Exercise: Copy each line with the word "Departamento" in it.

Material provided:

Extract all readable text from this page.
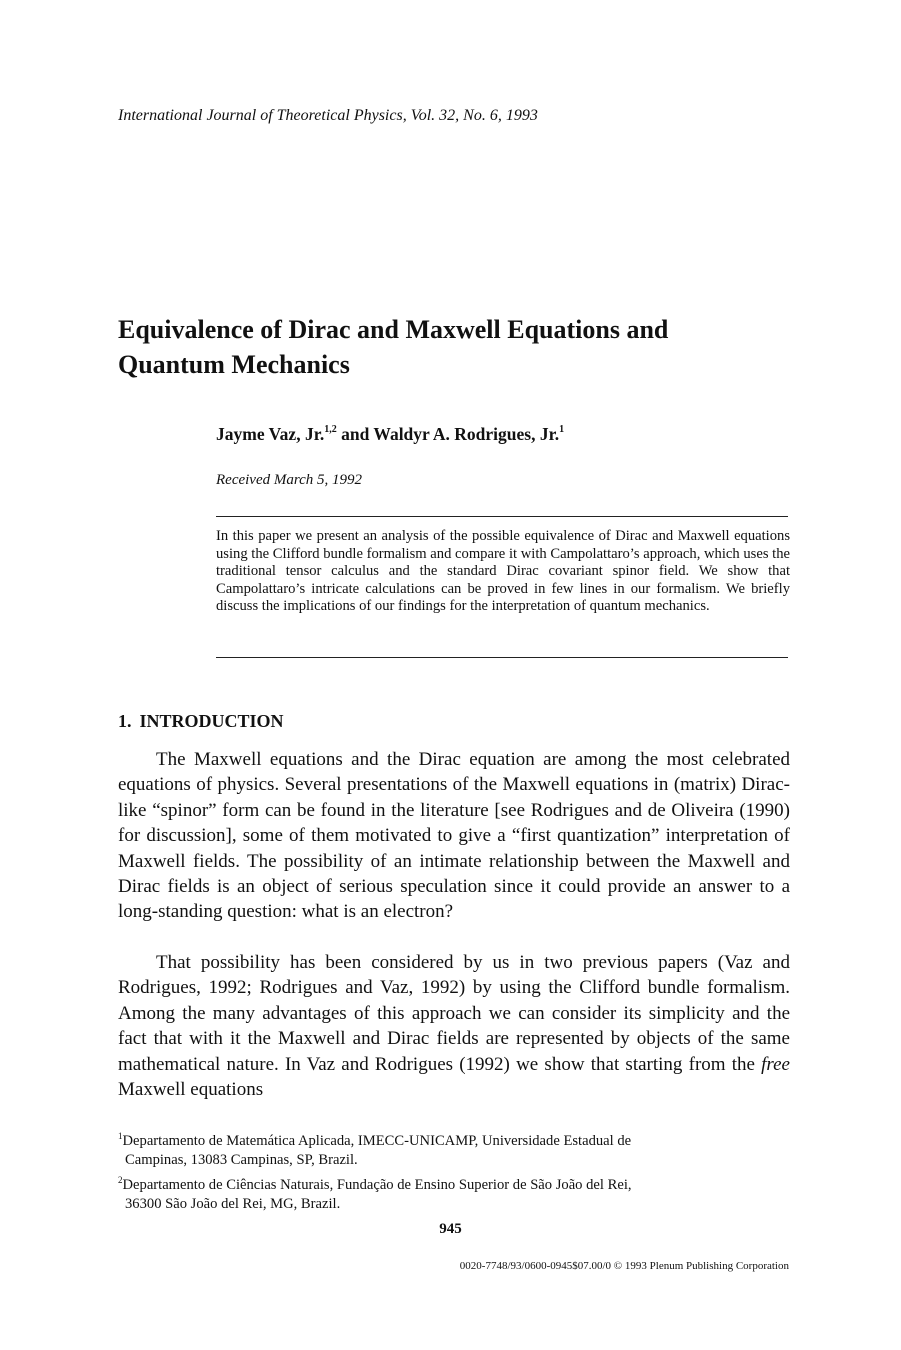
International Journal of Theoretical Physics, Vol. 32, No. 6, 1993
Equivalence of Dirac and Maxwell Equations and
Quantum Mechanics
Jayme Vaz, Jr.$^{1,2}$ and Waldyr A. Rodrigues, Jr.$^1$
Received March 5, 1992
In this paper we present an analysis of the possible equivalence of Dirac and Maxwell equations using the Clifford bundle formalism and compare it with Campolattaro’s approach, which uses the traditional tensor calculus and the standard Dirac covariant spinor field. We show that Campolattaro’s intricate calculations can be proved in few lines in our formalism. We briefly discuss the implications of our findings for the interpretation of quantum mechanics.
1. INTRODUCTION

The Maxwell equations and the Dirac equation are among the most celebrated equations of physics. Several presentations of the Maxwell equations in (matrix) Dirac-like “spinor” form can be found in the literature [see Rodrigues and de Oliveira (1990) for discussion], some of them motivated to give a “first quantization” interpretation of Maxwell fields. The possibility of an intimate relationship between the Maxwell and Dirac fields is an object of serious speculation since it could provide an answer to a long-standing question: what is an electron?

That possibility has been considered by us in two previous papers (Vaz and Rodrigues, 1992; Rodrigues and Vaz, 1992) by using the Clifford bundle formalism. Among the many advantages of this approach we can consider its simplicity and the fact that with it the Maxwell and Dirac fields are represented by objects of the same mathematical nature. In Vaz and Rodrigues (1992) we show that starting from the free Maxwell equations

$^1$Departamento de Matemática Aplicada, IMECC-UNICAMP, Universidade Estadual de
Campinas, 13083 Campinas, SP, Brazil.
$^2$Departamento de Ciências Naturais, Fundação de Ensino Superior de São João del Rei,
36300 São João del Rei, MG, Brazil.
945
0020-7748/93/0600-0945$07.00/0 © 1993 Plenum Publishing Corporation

---

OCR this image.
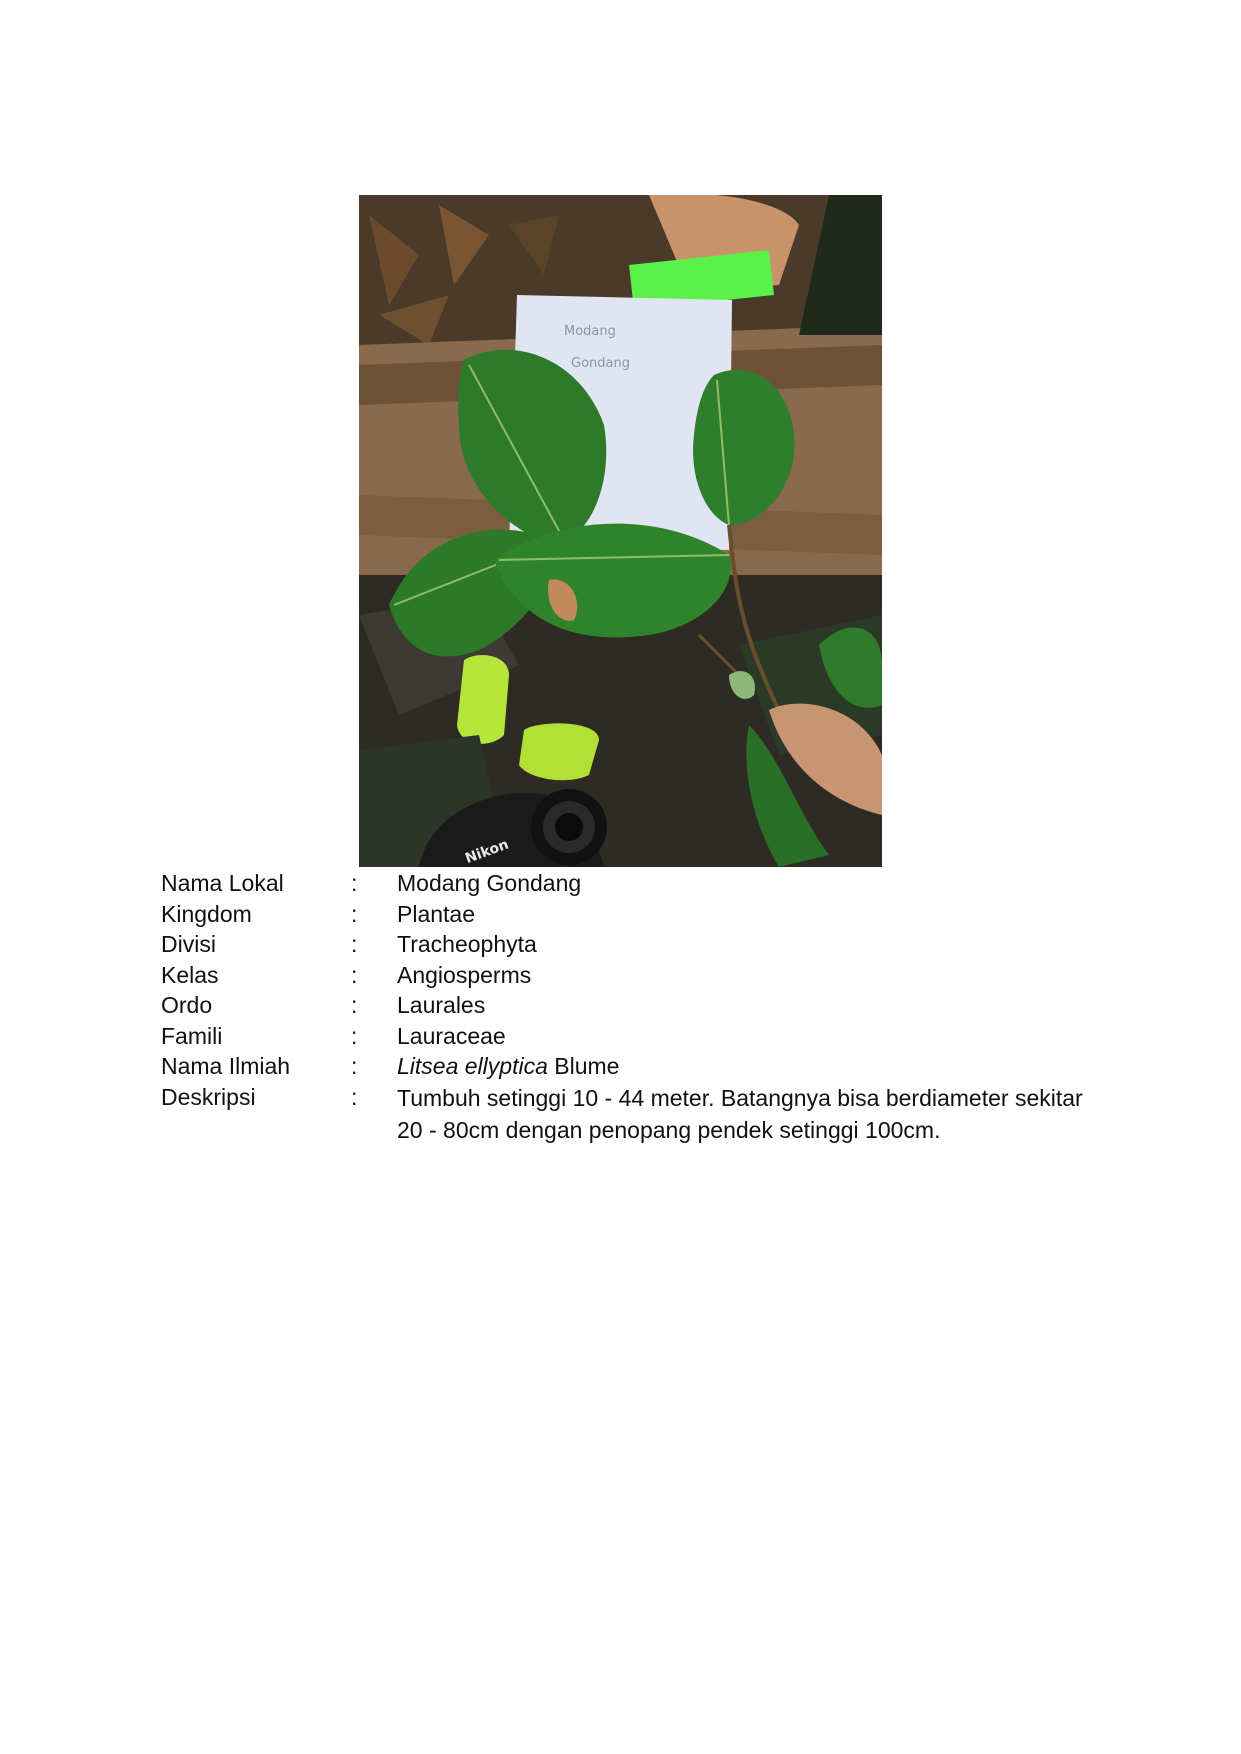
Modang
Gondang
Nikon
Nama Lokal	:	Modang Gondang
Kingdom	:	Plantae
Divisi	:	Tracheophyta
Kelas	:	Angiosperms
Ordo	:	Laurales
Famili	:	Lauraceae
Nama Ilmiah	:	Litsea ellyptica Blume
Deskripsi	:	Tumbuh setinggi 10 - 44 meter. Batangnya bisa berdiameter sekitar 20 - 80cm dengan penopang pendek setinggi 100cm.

Result for this task:
$^1$Departamento de Matemática Aplicada, IMECC-UNICAMP, Universidade Estadual de
$^2$Departamento de Ciências Naturais, Fundação de Ensino Superior de São João del Rei,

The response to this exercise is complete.